Direction: Write out the full listing exactly as given, minus the images.

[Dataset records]
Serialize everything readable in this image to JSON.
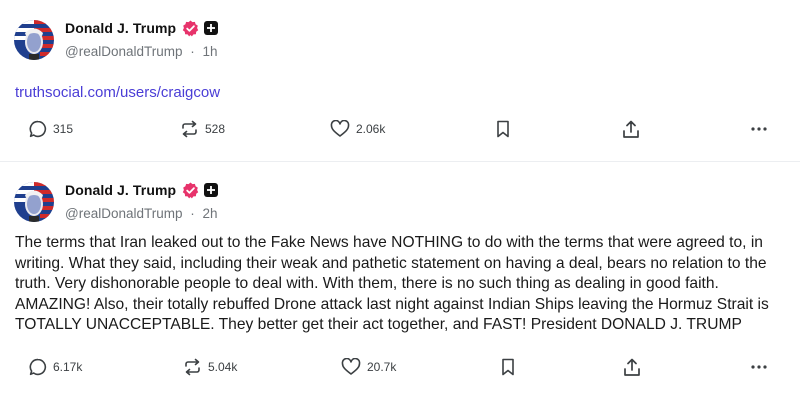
{
  "posts": [
    {
      "author": "Donald J. Trump",
      "handle": "@realDonaldTrump",
      "time": "1h",
      "separator": "·",
      "link": "truthsocial.com/users/craigcow",
      "replies": "315",
      "reposts": "528",
      "likes": "2.06k"
    },
    {
      "author": "Donald J. Trump",
      "handle": "@realDonaldTrump",
      "time": "2h",
      "separator": "·",
      "text": "The terms that Iran leaked out to the Fake News have NOTHING to do with the terms that were agreed to, in writing. What they said, including their weak and pathetic statement on having a deal, bears no relation to the truth. Very dishonorable people to deal with. With them, there is no such thing as dealing in good faith. AMAZING! Also, their totally rebuffed Drone attack last night against Indian Ships leaving the Hormuz Strait is TOTALLY UNACCEPTABLE. They better get their act together, and FAST! President DONALD J. TRUMP",
      "replies": "6.17k",
      "reposts": "5.04k",
      "likes": "20.7k"
    }
  ],
  "icons": {
    "reply": "speech-bubble-icon",
    "repost": "repost-arrows-icon",
    "like": "heart-icon",
    "bookmark": "bookmark-icon",
    "share": "share-upload-icon",
    "more": "more-dots-icon",
    "verified": "verified-badge-icon",
    "plus": "plus-badge-icon"
  },
  "colors": {
    "link": "#4a3dd6",
    "verified": "#e7336b",
    "muted": "#6f7479",
    "divider": "#eceef1"
  }
}
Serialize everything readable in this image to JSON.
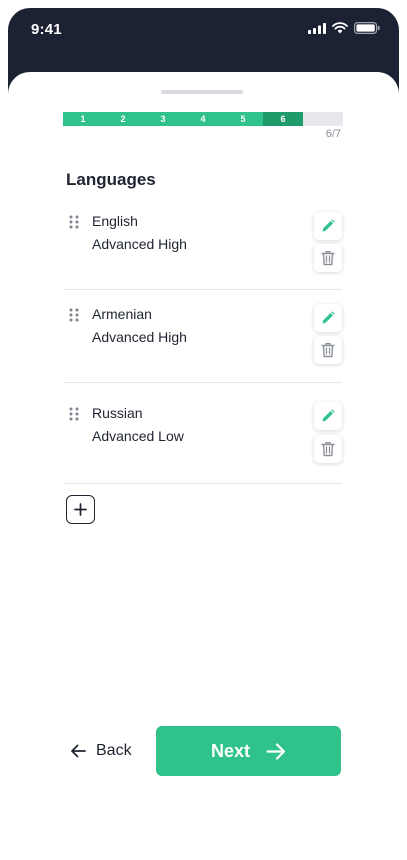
{
  "status_bar": {
    "time": "9:41"
  },
  "progress": {
    "steps": [
      "1",
      "2",
      "3",
      "4",
      "5",
      "6",
      ""
    ],
    "current_step": 6,
    "total_steps": 7,
    "counter": "6/7",
    "colors": {
      "done": "#2fc28b",
      "current": "#1f9a69",
      "todo": "#e6e8eb"
    }
  },
  "section": {
    "title": "Languages"
  },
  "languages": [
    {
      "name": "English",
      "level": "Advanced High"
    },
    {
      "name": "Armenian",
      "level": "Advanced High"
    },
    {
      "name": "Russian",
      "level": "Advanced Low"
    }
  ],
  "icons": {
    "drag": "drag-handle-icon",
    "edit": "pencil-icon",
    "delete": "trash-icon",
    "add": "plus-icon",
    "back": "arrow-left-icon",
    "next": "arrow-right-icon"
  },
  "footer": {
    "back_label": "Back",
    "next_label": "Next"
  },
  "colors": {
    "accent": "#2fc28b",
    "header_dark": "#1c2134",
    "text": "#1f2430"
  }
}
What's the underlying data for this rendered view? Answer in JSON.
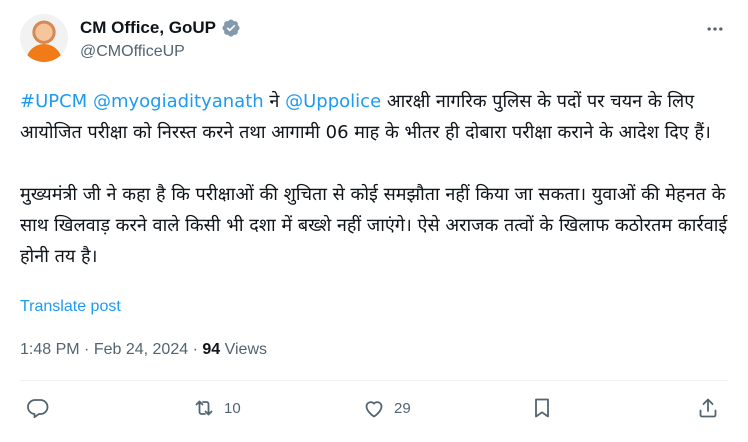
{
  "author": {
    "display_name": "CM Office, GoUP",
    "handle": "@CMOfficeUP",
    "avatar_icon": "avatar-photo",
    "verified_icon": "verified-badge-icon"
  },
  "more_icon": "more-options-icon",
  "tweet": {
    "p1": {
      "hashtag": "#UPCM",
      "mention1": "@myogiadityanath",
      "t1": " ने ",
      "mention2": "@Uppolice",
      "t2": " आरक्षी नागरिक पुलिस के पदों पर चयन के लिए आयोजित परीक्षा को निरस्त करने तथा आगामी 06 माह के भीतर ही दोबारा परीक्षा कराने के आदेश दिए हैं।"
    },
    "p2": "मुख्यमंत्री जी ने कहा है कि परीक्षाओं की शुचिता से कोई समझौता नहीं किया जा सकता। युवाओं की मेहनत के साथ खिलवाड़ करने वाले किसी भी दशा में बख्शे नहीं जाएंगे। ऐसे अराजक तत्वों के खिलाफ कठोरतम कार्रवाई होनी तय है।"
  },
  "translate_label": "Translate post",
  "meta": {
    "time": "1:48 PM",
    "separator": "·",
    "date": "Feb 24, 2024",
    "views_count": "94",
    "views_label": "Views"
  },
  "actions": {
    "reply": {
      "icon": "reply-icon",
      "count": ""
    },
    "repost": {
      "icon": "repost-icon",
      "count": "10"
    },
    "like": {
      "icon": "like-icon",
      "count": "29"
    },
    "bookmark": {
      "icon": "bookmark-icon",
      "count": ""
    },
    "share": {
      "icon": "share-icon",
      "count": ""
    }
  },
  "colors": {
    "link": "#1d9bf0",
    "text": "#0f1419",
    "secondary": "#536471",
    "verified": "#829aab"
  }
}
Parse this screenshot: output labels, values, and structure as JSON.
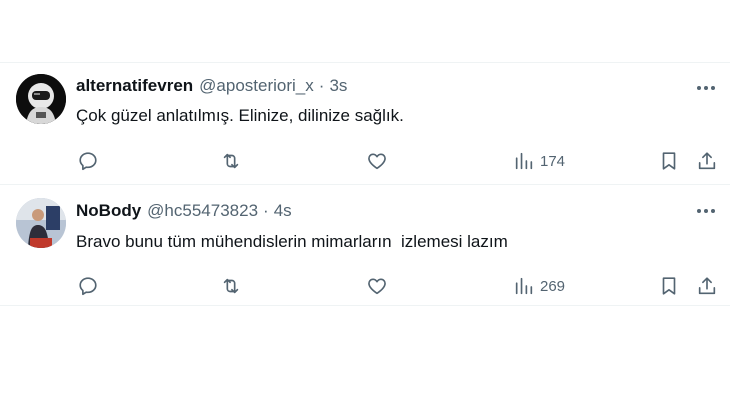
{
  "tweets": [
    {
      "name": "alternatifevren",
      "handle": "@aposteriori_x",
      "separator": "·",
      "time": "3s",
      "text": "Çok güzel anlatılmış. Elinize, dilinize sağlık.",
      "views": "174",
      "avatar_icon": "astronaut-avatar"
    },
    {
      "name": "NoBody",
      "handle": "@hc55473823",
      "separator": "·",
      "time": "4s",
      "text": "Bravo bunu tüm mühendislerin mimarların  izlemesi lazım",
      "views": "269",
      "avatar_icon": "person-photo-avatar"
    }
  ],
  "icons": {
    "reply": "reply-icon",
    "retweet": "retweet-icon",
    "like": "like-heart-icon",
    "views": "views-bar-chart-icon",
    "bookmark": "bookmark-icon",
    "share": "share-icon",
    "more": "more-dots-icon"
  },
  "colors": {
    "text_primary": "#0f1419",
    "text_secondary": "#536471",
    "divider": "#eff3f4",
    "background": "#ffffff"
  }
}
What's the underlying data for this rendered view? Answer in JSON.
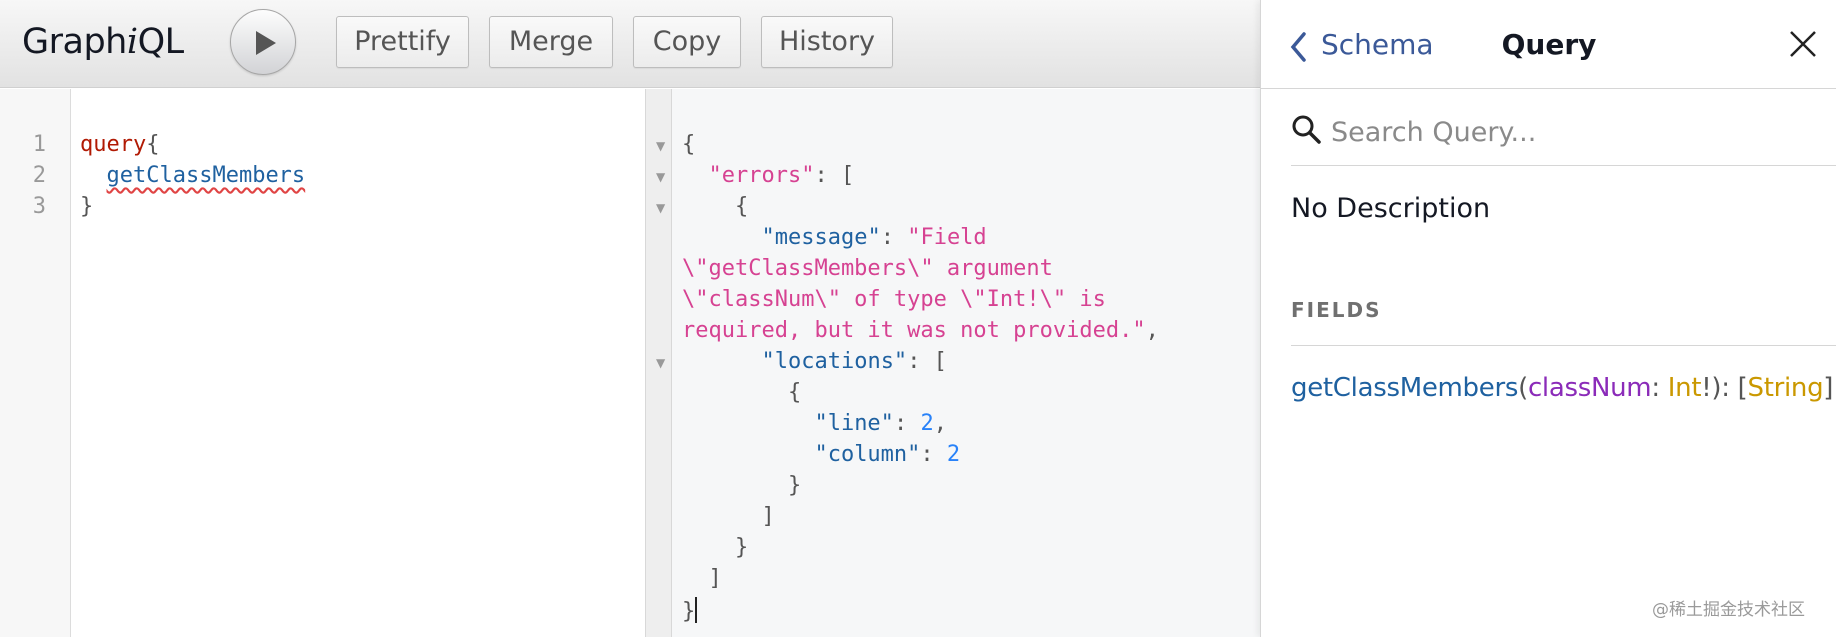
{
  "toolbar": {
    "logo_prefix": "Graph",
    "logo_italic": "i",
    "logo_suffix": "QL",
    "buttons": [
      "Prettify",
      "Merge",
      "Copy",
      "History"
    ]
  },
  "editor": {
    "line_numbers": [
      "1",
      "2",
      "3"
    ],
    "lines": [
      {
        "keyword": "query",
        "punct": "{"
      },
      {
        "indent": "  ",
        "field": "getClassMembers"
      },
      {
        "punct": "}"
      }
    ]
  },
  "result": {
    "l1": "{",
    "errors_key": "\"errors\"",
    "l2_tail": ": [",
    "l3": "{",
    "message_key": "\"message\"",
    "message_val_1": "\"Field",
    "message_val_2": "\\\"getClassMembers\\\" argument",
    "message_val_3": "\\\"classNum\\\" of type \\\"Int!\\\" is",
    "message_val_4": "required, but it was not provided.\"",
    "message_tail": ",",
    "locations_key": "\"locations\"",
    "locations_tail": ": [",
    "l10": "{",
    "line_key": "\"line\"",
    "line_val": "2",
    "column_key": "\"column\"",
    "column_val": "2",
    "l13": "}",
    "l14": "]",
    "l15": "}",
    "l16": "]",
    "l17": "}"
  },
  "docs": {
    "back_label": "Schema",
    "title": "Query",
    "search_placeholder": "Search Query...",
    "description": "No Description",
    "section_title": "FIELDS",
    "field": {
      "name": "getClassMembers",
      "open_paren": "(",
      "arg_name": "classNum",
      "colon": ": ",
      "arg_type": "Int",
      "bang": "!",
      "close": "): [",
      "return_type": "String",
      "close_bracket": "]"
    }
  },
  "watermark": "@稀土掘金技术社区",
  "colors": {
    "keyword": "#b11a04",
    "field": "#1f61a0",
    "error_string": "#d64292",
    "number": "#2882f9",
    "arg": "#8b2bb9",
    "type": "#ca9800",
    "back_link": "#3b5998"
  },
  "icons": [
    "play-icon",
    "chevron-left-icon",
    "close-icon",
    "search-icon",
    "fold-arrow-icon"
  ]
}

Answer to the exercise:
Serialize everything readable in this image to JSON.
{
  "posts": [
    {
      "author": "Donald J. Trump",
      "handle": "@realDonaldTrump",
      "time": "1h",
      "separator": "·",
      "link": "truthsocial.com/users/craigcow",
      "replies": "315",
      "reposts": "528",
      "likes": "2.06k"
    },
    {
      "author": "Donald J. Trump",
      "handle": "@realDonaldTrump",
      "time": "2h",
      "separator": "·",
      "text": "The terms that Iran leaked out to the Fake News have NOTHING to do with the terms that were agreed to, in writing. What they said, including their weak and pathetic statement on having a deal, bears no relation to the truth. Very dishonorable people to deal with. With them, there is no such thing as dealing in good faith. AMAZING! Also, their totally rebuffed Drone attack last night against Indian Ships leaving the Hormuz Strait is TOTALLY UNACCEPTABLE. They better get their act together, and FAST! President DONALD J. TRUMP",
      "replies": "6.17k",
      "reposts": "5.04k",
      "likes": "20.7k"
    }
  ],
  "icons": {
    "reply": "speech-bubble-icon",
    "repost": "repost-arrows-icon",
    "like": "heart-icon",
    "bookmark": "bookmark-icon",
    "share": "share-upload-icon",
    "more": "more-dots-icon",
    "verified": "verified-badge-icon",
    "plus": "plus-badge-icon"
  },
  "colors": {
    "link": "#4a3dd6",
    "verified": "#e7336b",
    "muted": "#6f7479",
    "divider": "#eceef1"
  }
}
Serialize everything readable in this image to JSON.
{
  "status_bar": {
    "time": "9:41"
  },
  "progress": {
    "steps": [
      "1",
      "2",
      "3",
      "4",
      "5",
      "6",
      ""
    ],
    "current_step": 6,
    "total_steps": 7,
    "counter": "6/7",
    "colors": {
      "done": "#2fc28b",
      "current": "#1f9a69",
      "todo": "#e6e8eb"
    }
  },
  "section": {
    "title": "Languages"
  },
  "languages": [
    {
      "name": "English",
      "level": "Advanced High"
    },
    {
      "name": "Armenian",
      "level": "Advanced High"
    },
    {
      "name": "Russian",
      "level": "Advanced Low"
    }
  ],
  "icons": {
    "drag": "drag-handle-icon",
    "edit": "pencil-icon",
    "delete": "trash-icon",
    "add": "plus-icon",
    "back": "arrow-left-icon",
    "next": "arrow-right-icon"
  },
  "footer": {
    "back_label": "Back",
    "next_label": "Next"
  },
  "colors": {
    "accent": "#2fc28b",
    "header_dark": "#1c2134",
    "text": "#1f2430"
  }
}
What's the underlying data for this rendered view? Answer in JSON.
{
  "author": {
    "display_name": "CM Office, GoUP",
    "handle": "@CMOfficeUP",
    "avatar_icon": "avatar-photo",
    "verified_icon": "verified-badge-icon"
  },
  "more_icon": "more-options-icon",
  "tweet": {
    "p1": {
      "hashtag": "#UPCM",
      "mention1": "@myogiadityanath",
      "t1": " ने ",
      "mention2": "@Uppolice",
      "t2": " आरक्षी नागरिक पुलिस के पदों पर चयन के लिए आयोजित परीक्षा को निरस्त करने तथा आगामी 06 माह के भीतर ही दोबारा परीक्षा कराने के आदेश दिए हैं।"
    },
    "p2": "मुख्यमंत्री जी ने कहा है कि परीक्षाओं की शुचिता से कोई समझौता नहीं किया जा सकता। युवाओं की मेहनत के साथ खिलवाड़ करने वाले किसी भी दशा में बख्शे नहीं जाएंगे। ऐसे अराजक तत्वों के खिलाफ कठोरतम कार्रवाई होनी तय है।"
  },
  "translate_label": "Translate post",
  "meta": {
    "time": "1:48 PM",
    "separator": "·",
    "date": "Feb 24, 2024",
    "views_count": "94",
    "views_label": "Views"
  },
  "actions": {
    "reply": {
      "icon": "reply-icon",
      "count": ""
    },
    "repost": {
      "icon": "repost-icon",
      "count": "10"
    },
    "like": {
      "icon": "like-icon",
      "count": "29"
    },
    "bookmark": {
      "icon": "bookmark-icon",
      "count": ""
    },
    "share": {
      "icon": "share-icon",
      "count": ""
    }
  },
  "colors": {
    "link": "#1d9bf0",
    "text": "#0f1419",
    "secondary": "#536471",
    "verified": "#829aab"
  }
}
Parse this screenshot: output labels, values, and structure as JSON.
{
  "tweets": [
    {
      "name": "alternatifevren",
      "handle": "@aposteriori_x",
      "separator": "·",
      "time": "3s",
      "text": "Çok güzel anlatılmış. Elinize, dilinize sağlık.",
      "views": "174",
      "avatar_icon": "astronaut-avatar"
    },
    {
      "name": "NoBody",
      "handle": "@hc55473823",
      "separator": "·",
      "time": "4s",
      "text": "Bravo bunu tüm mühendislerin mimarların  izlemesi lazım",
      "views": "269",
      "avatar_icon": "person-photo-avatar"
    }
  ],
  "icons": {
    "reply": "reply-icon",
    "retweet": "retweet-icon",
    "like": "like-heart-icon",
    "views": "views-bar-chart-icon",
    "bookmark": "bookmark-icon",
    "share": "share-icon",
    "more": "more-dots-icon"
  },
  "colors": {
    "text_primary": "#0f1419",
    "text_secondary": "#536471",
    "divider": "#eff3f4",
    "background": "#ffffff"
  }
}
What's the underlying data for this rendered view? Answer in JSON.
{
  "toolbar": {
    "logo_prefix": "Graph",
    "logo_italic": "i",
    "logo_suffix": "QL",
    "buttons": [
      "Prettify",
      "Merge",
      "Copy",
      "History"
    ]
  },
  "editor": {
    "line_numbers": [
      "1",
      "2",
      "3"
    ],
    "lines": [
      {
        "keyword": "query",
        "punct": "{"
      },
      {
        "indent": "  ",
        "field": "getClassMembers"
      },
      {
        "punct": "}"
      }
    ]
  },
  "result": {
    "l1": "{",
    "errors_key": "\"errors\"",
    "l2_tail": ": [",
    "l3": "{",
    "message_key": "\"message\"",
    "message_val_1": "\"Field",
    "message_val_2": "\\\"getClassMembers\\\" argument",
    "message_val_3": "\\\"classNum\\\" of type \\\"Int!\\\" is",
    "message_val_4": "required, but it was not provided.\"",
    "message_tail": ",",
    "locations_key": "\"locations\"",
    "locations_tail": ": [",
    "l10": "{",
    "line_key": "\"line\"",
    "line_val": "2",
    "column_key": "\"column\"",
    "column_val": "2",
    "l13": "}",
    "l14": "]",
    "l15": "}",
    "l16": "]",
    "l17": "}"
  },
  "docs": {
    "back_label": "Schema",
    "title": "Query",
    "search_placeholder": "Search Query...",
    "description": "No Description",
    "section_title": "FIELDS",
    "field": {
      "name": "getClassMembers",
      "open_paren": "(",
      "arg_name": "classNum",
      "colon": ": ",
      "arg_type": "Int",
      "bang": "!",
      "close": "): [",
      "return_type": "String",
      "close_bracket": "]"
    }
  },
  "watermark": "@稀土掘金技术社区",
  "colors": {
    "keyword": "#b11a04",
    "field": "#1f61a0",
    "error_string": "#d64292",
    "number": "#2882f9",
    "arg": "#8b2bb9",
    "type": "#ca9800",
    "back_link": "#3b5998"
  },
  "icons": [
    "play-icon",
    "chevron-left-icon",
    "close-icon",
    "search-icon",
    "fold-arrow-icon"
  ]
}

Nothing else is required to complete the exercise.